====== DATA SUPPLIED
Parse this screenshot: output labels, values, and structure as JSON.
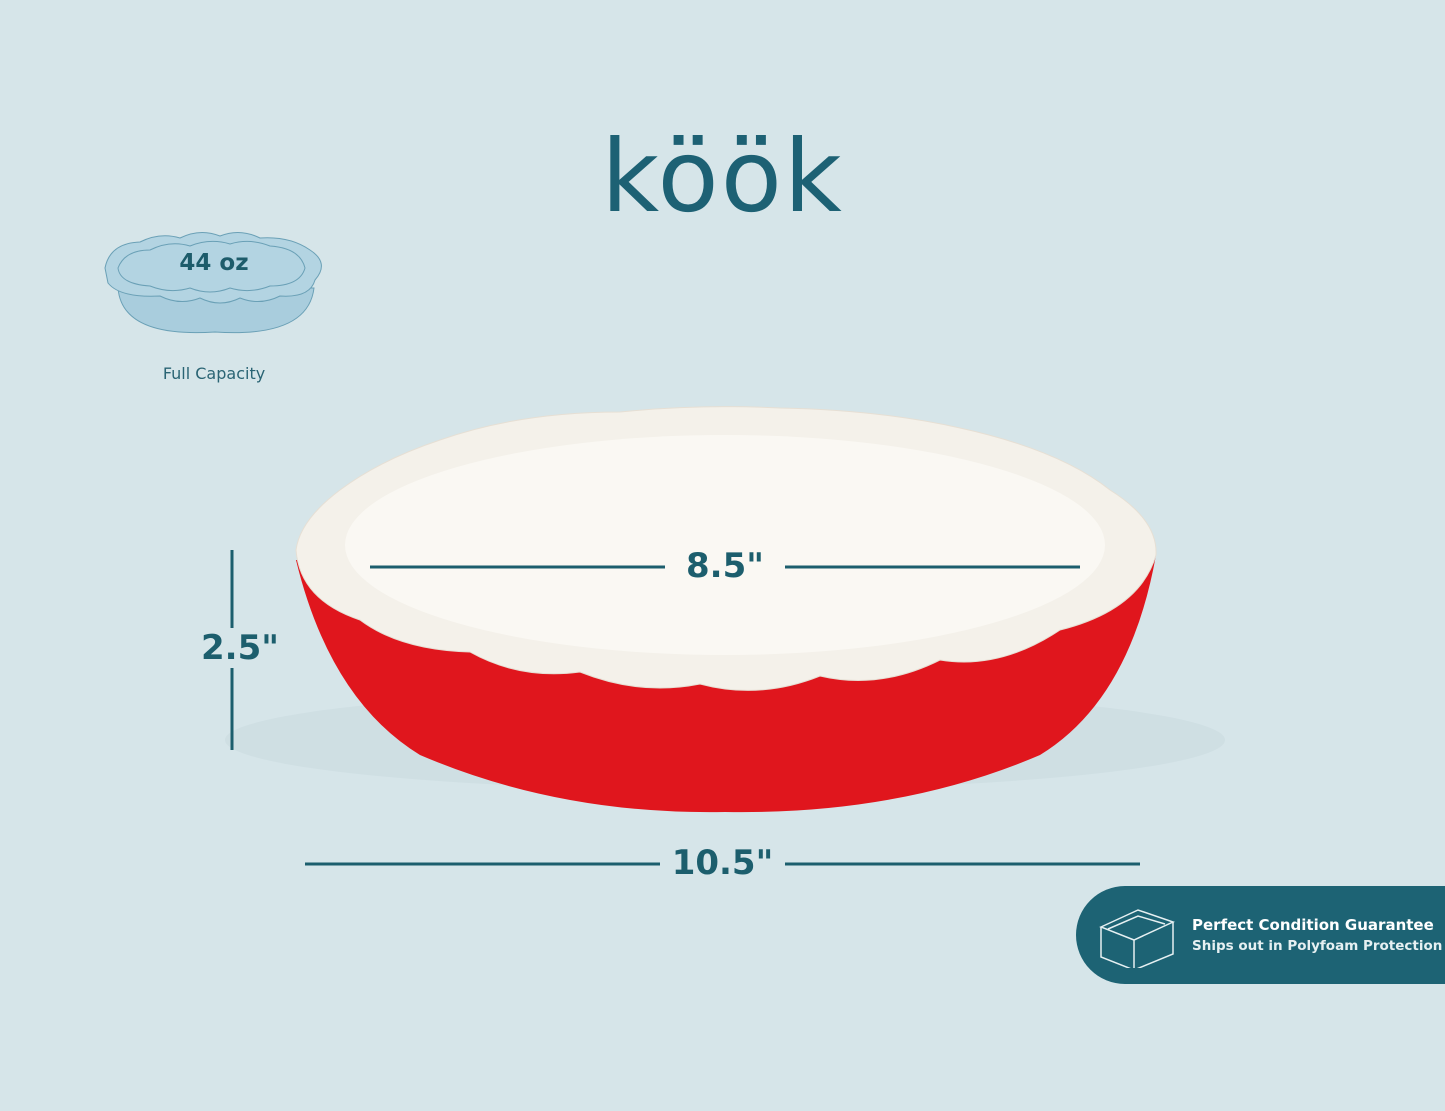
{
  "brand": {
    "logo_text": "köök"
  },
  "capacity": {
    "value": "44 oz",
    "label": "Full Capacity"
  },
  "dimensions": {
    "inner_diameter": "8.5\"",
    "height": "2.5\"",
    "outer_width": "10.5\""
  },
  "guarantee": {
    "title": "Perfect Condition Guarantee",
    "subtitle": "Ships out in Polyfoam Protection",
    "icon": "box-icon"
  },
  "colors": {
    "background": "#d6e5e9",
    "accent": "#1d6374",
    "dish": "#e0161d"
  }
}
============
Restate each line of the records exactly; pictures do not belong in the copy.

Parse this screenshot: output labels, values, and structure as JSON.
{
  "brand": {
    "logo_text": "köök"
  },
  "capacity": {
    "value": "44 oz",
    "label": "Full Capacity"
  },
  "dimensions": {
    "inner_diameter": "8.5\"",
    "height": "2.5\"",
    "outer_width": "10.5\""
  },
  "guarantee": {
    "title": "Perfect Condition Guarantee",
    "subtitle": "Ships out in Polyfoam Protection",
    "icon": "box-icon"
  },
  "colors": {
    "background": "#d6e5e9",
    "accent": "#1d6374",
    "dish": "#e0161d"
  }
}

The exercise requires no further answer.